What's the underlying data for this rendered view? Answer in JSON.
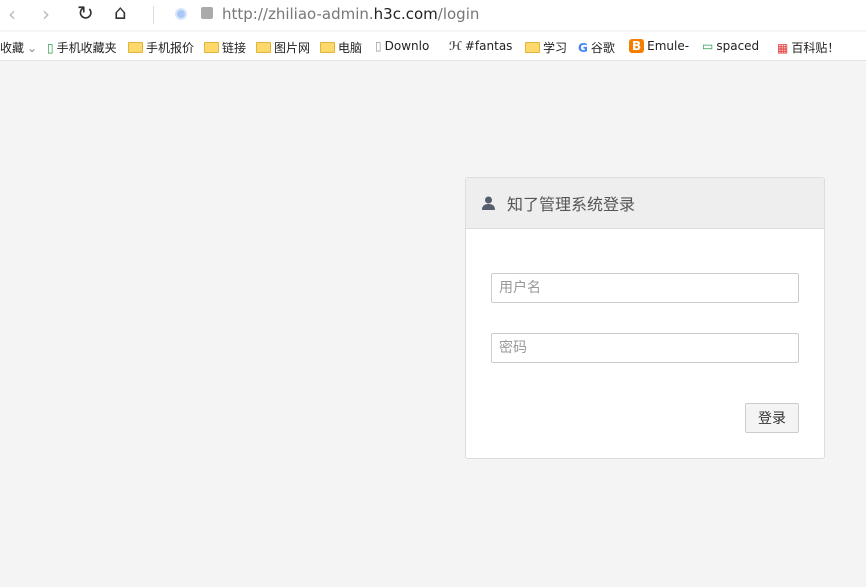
{
  "browser": {
    "url_prefix": "http://zhiliao-admin.",
    "url_host": "h3c.com",
    "url_suffix": "/login"
  },
  "bookmarks": [
    {
      "label": "收藏",
      "icon": "chevron-down-icon"
    },
    {
      "label": "手机收藏夹",
      "icon": "phone-icon"
    },
    {
      "label": "手机报价",
      "icon": "folder-icon"
    },
    {
      "label": "链接",
      "icon": "folder-icon"
    },
    {
      "label": "图片网",
      "icon": "folder-icon"
    },
    {
      "label": "电脑",
      "icon": "folder-icon"
    },
    {
      "label": "Downlo",
      "icon": "page-icon"
    },
    {
      "label": "#fantas",
      "icon": "h-icon"
    },
    {
      "label": "学习",
      "icon": "folder-icon"
    },
    {
      "label": "谷歌",
      "icon": "google-icon"
    },
    {
      "label": "Emule-",
      "icon": "blogger-icon"
    },
    {
      "label": "spaced",
      "icon": "monitor-icon"
    },
    {
      "label": "百科贴！",
      "icon": "seal-icon"
    }
  ],
  "login": {
    "title": "知了管理系统登录",
    "username_placeholder": "用户名",
    "password_placeholder": "密码",
    "submit": "登录"
  }
}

*WORK TO COMPLETE*:
Print every entry exactly as written, without the pictures.

*WRITTEN ANSWER*:
What's the underlying data for this rendered view? Answer in JSON.
{
  "browser": {
    "url_prefix": "http://zhiliao-admin.",
    "url_host": "h3c.com",
    "url_suffix": "/login"
  },
  "bookmarks": [
    {
      "label": "收藏",
      "icon": "chevron-down-icon"
    },
    {
      "label": "手机收藏夹",
      "icon": "phone-icon"
    },
    {
      "label": "手机报价",
      "icon": "folder-icon"
    },
    {
      "label": "链接",
      "icon": "folder-icon"
    },
    {
      "label": "图片网",
      "icon": "folder-icon"
    },
    {
      "label": "电脑",
      "icon": "folder-icon"
    },
    {
      "label": "Downlo",
      "icon": "page-icon"
    },
    {
      "label": "#fantas",
      "icon": "h-icon"
    },
    {
      "label": "学习",
      "icon": "folder-icon"
    },
    {
      "label": "谷歌",
      "icon": "google-icon"
    },
    {
      "label": "Emule-",
      "icon": "blogger-icon"
    },
    {
      "label": "spaced",
      "icon": "monitor-icon"
    },
    {
      "label": "百科贴！",
      "icon": "seal-icon"
    }
  ],
  "login": {
    "title": "知了管理系统登录",
    "username_placeholder": "用户名",
    "password_placeholder": "密码",
    "submit": "登录"
  }
}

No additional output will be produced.